RSS

Die Narbenhand – Wenn „Meilenstein“ das richtige Wort ist

15 Mai

This Gun for Hire

Von Ansgar Skulme

Krimidrama // Der Auftragskiller Raven (Alan Ladd) erbeutet eine chemische Formel und ermordet pflichtbewusst den Mann, der sie gestohlen hatte. Sein Auftraggeber Willard Gates (Laird Cregar) jedoch bezahlt ihn mit markierten Geldscheinen und zeigt den angeblichen Diebstahl der Scheine bei der Polizei an. Raven beschließt, sich an Gates zu rächen, dessen Hintermänner offenbar geschäftliche Beziehungen zu den Japanern unterhalten. Dabei trifft er auf die schöne Ellen Graham (Veronica Lake), die in Gates‘ Nachtclub arbeiten soll, um ihn auszuspionieren. Grahams Verlobter, Detective Lieutenant Michael Crane (Robert Preston), ist jedoch bereits hinter Raven her – und mit ihm bald eine ganze Armada an Polizisten.

Raven (l.) lächelt äußerst ungern

„Die Narbenhand“ gilt neben „Die Spur des Falken“ (1941) als wahrscheinlich wichtigster richtungsweisender Vertreter des ganz frühen Film noirs. Die Figur des Raven setzte Maßstäbe für die vielen psychologisch komplex angelegten Antihelden, die der Noir in der Folge hervorbrachte. Basierend auf dem 1936 erschienenen Roman „A Gun for Sale“ des britischen Autors Graham Greene, der in den USA bereits im selben Jahr als „This Gun for Hire“ veröffentlicht wurde – deutscher Titel: „Das Attentat“ –, sorgte der Film zudem für Alan Ladds Durchbruch in Hollywood. Ladd wurde von Fans und Kritik so sehr für seine Darbietung gefeiert, dass er zum Star des Films avancierte, obwohl er im Vorspann noch von Veronica Lake, Robert Preston und Laird Cregar überragt wurde. Besonders eine Szene hat es in sich, in der Raven sein Schicksal als Junge und die Misshandlungen durch seine Tante schildert. Produktionsunterlagen weisen darauf hin, dass es ursprünglich auch Filmmaterial mit dem jungen Raven und seiner Tante geben sollte, das jedoch aus dem finalen Film entfernt wurde. Eine Erklärung dafür könnte sein, dass dies die bloßen Beschreibungen der Vorfälle durch Raven umso eindrücklicher macht. Insgesamt wurden vor Veröffentlichung des Films aber angeblich mehr als zehn Minuten gekürzt – vermutlich also auch weitere Szenen. Ladd überzeugt, gekrönt von dieser Szene, durchweg als gebrochener Mann, der erst für Geld und schließlich für seine Ideale kämpft. Seine Darstellung des Killers beeinflusste viele nachfolgende Killer-Darstellungen der Filmgeschichte unmittelbar – wobei Alain Delon in „Der eiskalte Engel“ (1967) lediglich eines der offensichtlichsten Beispiele ist.

******************************

§ AUFGABENSTELLUNG:
Schreiben Sie aus der Besprechung des Films „Die Narbenhand“ den Abschnitt wortgetreu ab, der mit „Krimidrama // Der“ beginnt und sich bis einschließlich „Armada an Polizisten.“ erstreckt.

§ BEREITGESTELLTE DATEN:
******************************

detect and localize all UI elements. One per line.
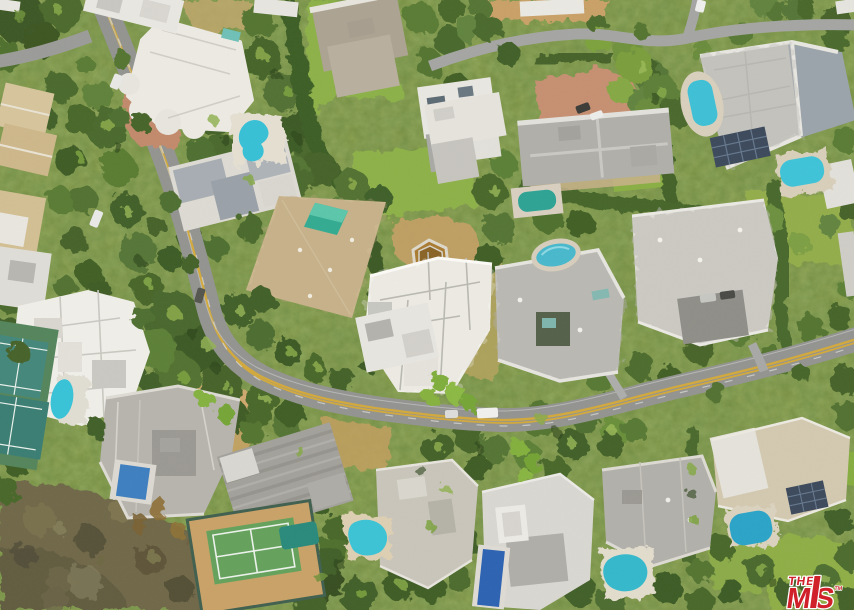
svg-text:TM: TM — [834, 586, 843, 592]
svg-text:M: M — [785, 583, 814, 610]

******************************

§ ANTWORT:
Krimidrama // Der Auftragskiller Raven (Alan Ladd) erbeutet eine chemische Formel und ermordet pflichtbewusst den Mann, der sie gestohlen hatte. Sein Auftraggeber Willard Gates (Laird Cregar) jedoch bezahlt ihn mit markierten Geldscheinen und zeigt den angeblichen Diebstahl der Scheine bei der Polizei an. Raven beschließt, sich an Gates zu rächen, dessen Hintermänner offenbar geschäftliche Beziehungen zu den Japanern unterhalten. Dabei trifft er auf die schöne Ellen Graham (Veronica Lake), die in Gates‘ Nachtclub arbeiten soll, um ihn auszuspionieren. Grahams Verlobter, Detective Lieutenant Michael Crane (Robert Preston), ist jedoch bereits hinter Raven her – und mit ihm bald eine ganze Armada an Polizisten.